(Source passage)
'''

7. We have heard the rival submissions made by learned counsel for the parties and perused the record.

8. The facts are not in dispute. The letter dated 22.4.2011 purported to have been written by Shri M.A. Khan, M.P., suggests that various properties had been purchased by respondent no.2 as benami and the copies of the sale deeds etc. filed alongwith the said letter fortify the same. The Government of India wrote a letter to the Chief Secretary, Govt. of A.P. on 5.5.2011 to conduct an enquiry in respect of alleged disproportionate assets made by the respondent no.2 by purchase of huge lands either by himself or in the name of his wife or through benamis. Shri M.A. Khan, M.P. vide letter dated 23.5.2011 pointed out to the Central Government that he had not signed the complaint and his signature had been forged. Umesh Kumar, appellant had asked the State Government to conduct an enquiry in respect of the disproportionate assets of the respondent no.2.

The memo dated 2.8.2011 issued by the Govt. of A.P. revealed that respondent no.2 had conducted an enquiry in the matter of the letter purported to have been sent by Sh. M.A. Khan, M.P. He reached the conclusion that the complaint had been filed with the forged signature of Shri M.A. Khan, M.P., and made a request to the State Government to order a CID probe into the matter of forgery, criminal conspiracy, and cheating as no such Samithi was in existence and the letter was bogus. It was in view thereof, the Government directed the enquiry on the following issues:

(i) Who forged the letter of Member of Parliament?

(ii) Who obtained all the documents running into hundreds of pages from the concerned Sub-Registrar’s office?

The Memo further revealed that Addl. D.G.P., Crime Investigation Department would conduct the enquiry into the above issues and submit a report to the Government at an early date. The copy of the same was sent to respondent no.2 and to the Central Government in addition to the Addl. D.G.P.

9. Admittedly, no attempt has ever been made by any person to hold the enquiry relating to the genuineness of the allegations in the complaint purported to have been signed by Shri M.A. Khan, M.P. The letter dated 24.8.2011 makes it clear that before the report could reach the Government, respondent no.2 directed that an FIR be lodged, enquiry conducted and the report of the same be submitted to his office. The documents revealed that the statement made by Shri T. Sunil Reddy after his arrest did not reveal the name of Umesh Kumar. However, when he was in police custody and his statement was recorded a second time he named the appellant. It is also evident that he was made an approver with the help of the public prosecutor and later on the said order of the trial court was set aside by the High Court at the behest of Umesh Kumar.

'''

(Supplied material)

'''

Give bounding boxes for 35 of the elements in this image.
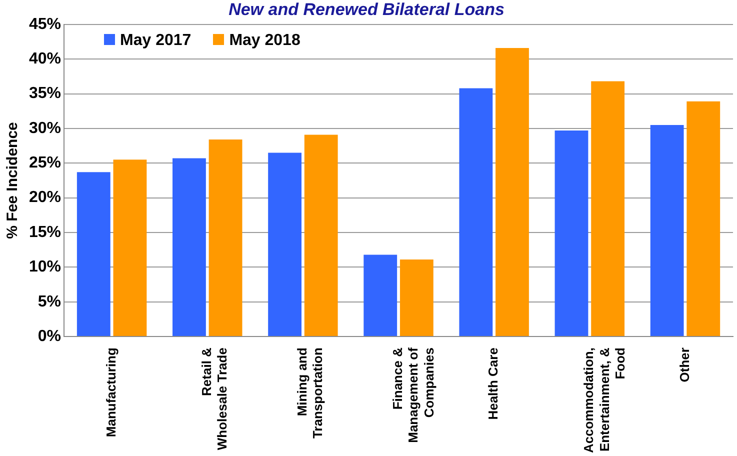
bar: [172, 158, 206, 336]
bar: [650, 124, 684, 336]
y-tick-label: 40%: [28, 50, 62, 68]
y-tick-label: 30%: [28, 120, 62, 137]
legend-label: May 2018: [228, 32, 300, 50]
bar: [113, 160, 147, 336]
bar: [686, 101, 720, 336]
y-tick-label: 15%: [28, 224, 62, 241]
y-tick-label: 35%: [28, 85, 62, 102]
x-tick-label: Accommodation, Entertainment, & Food: [581, 347, 628, 454]
y-tick-label: 5%: [38, 293, 62, 310]
bar: [304, 134, 338, 336]
y-tick-label: 10%: [28, 258, 62, 276]
y-axis-title: % Fee Incidence: [4, 122, 22, 239]
y-tick-label: 0%: [38, 328, 62, 345]
bar: [400, 260, 434, 336]
bar: [554, 130, 588, 336]
x-tick-label: Other: [676, 348, 692, 382]
legend-label: May 2017: [119, 32, 192, 50]
bar: [76, 172, 110, 336]
bar: [496, 48, 529, 336]
x-tick-label: Mining and Transportation: [294, 347, 326, 439]
x-tick-label: Manufacturing: [103, 347, 118, 438]
x-tick-label: Finance & Management of Companies: [390, 346, 436, 443]
chart-title: New and Renewed Bilateral Loans: [228, 0, 504, 19]
x-tick-label: Health Care: [486, 348, 501, 420]
y-tick-label: 45%: [28, 16, 62, 33]
bar: [591, 81, 625, 336]
bar: [459, 88, 493, 336]
bar: [364, 254, 398, 336]
x-tick-label: Retail & Wholesale Trade: [198, 348, 230, 450]
bar: [208, 140, 242, 336]
bar: [268, 152, 302, 336]
y-tick-label: 25%: [28, 154, 62, 172]
y-tick-label: 20%: [28, 189, 62, 206]
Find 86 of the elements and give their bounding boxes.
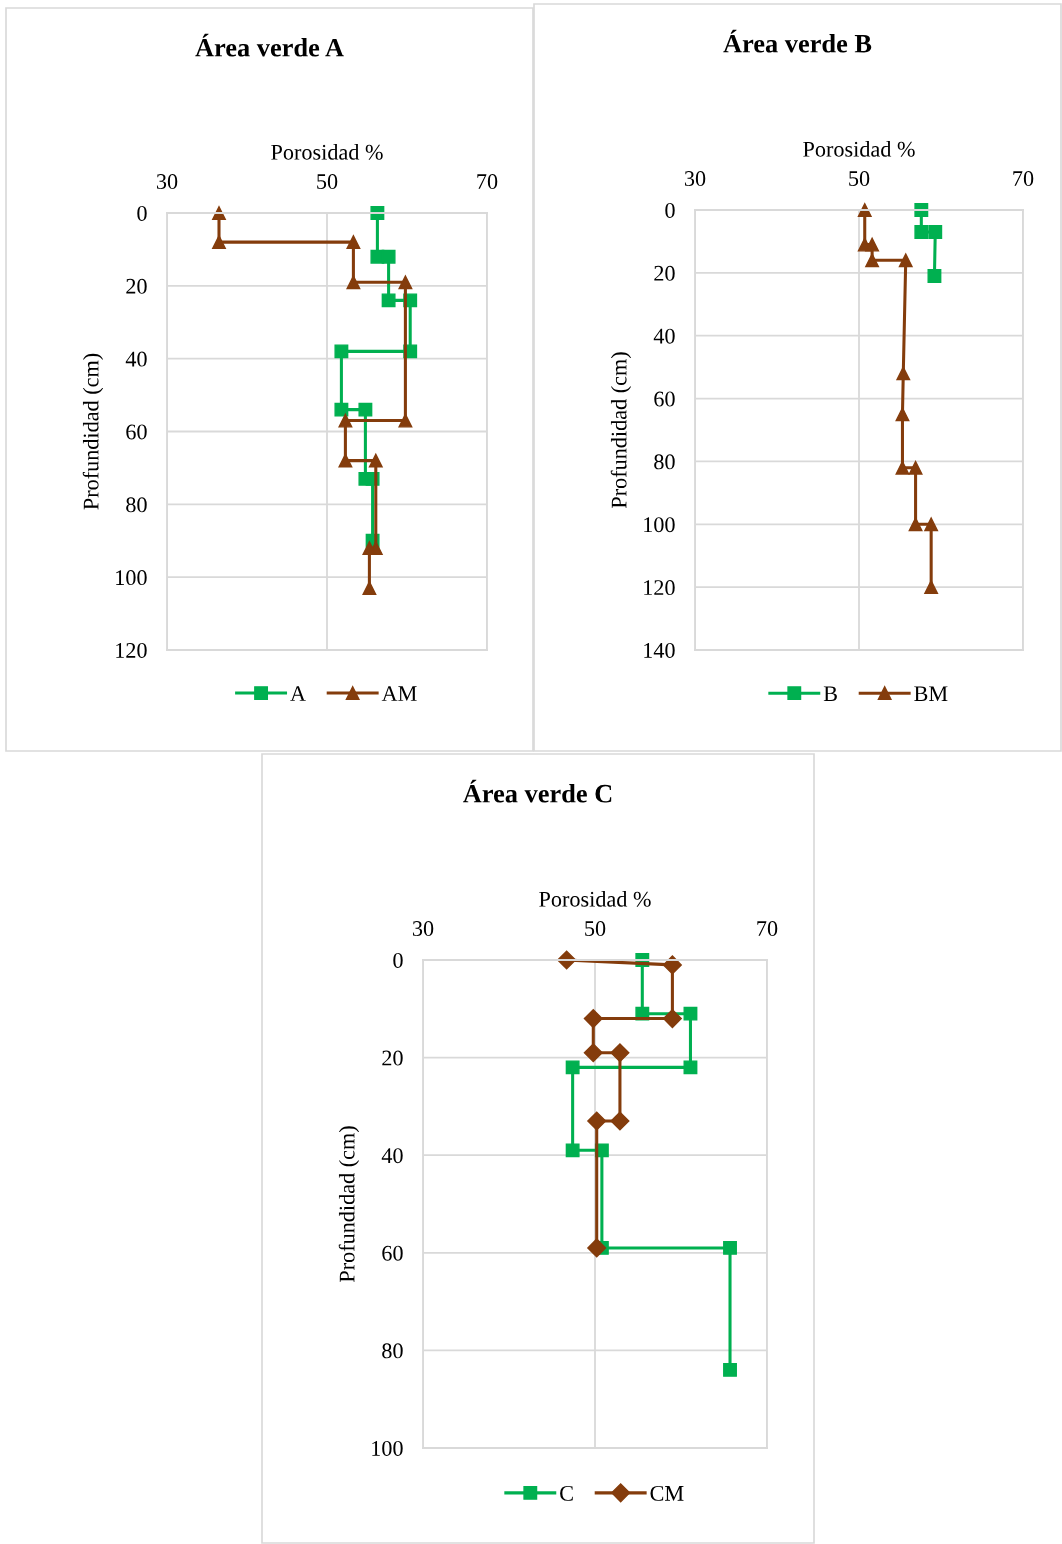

'''

(Exercise set)
[A] Please retype the court passage, starting at "The Memo further" and ending at "the Addl. D.G.P.".
[B] Answer these questions using the court passage:
(i) On what date did Shri M.A. Khan, M.P. write to the Central Government saying his signature had been forged?
(ii) Under the memo dated 2.8.2011, which officer was to conduct the enquiry?
(iii) Which court set aside the order making Shri T. Sunil Reddy an approver?
These rows come from a separate source.

(Solution list)
[A]
The Memo further revealed that Addl. D.G.P., Crime Investigation Department would conduct the enquiry into the above issues and submit a report to the Government at an early date. The copy of the same was sent to respondent no.2 and to the Central Government in addition to the Addl. D.G.P.

[B]
(i) 23.5.2011
(ii) The Addl. D.G.P., Crime Investigation Department
(iii) The High Court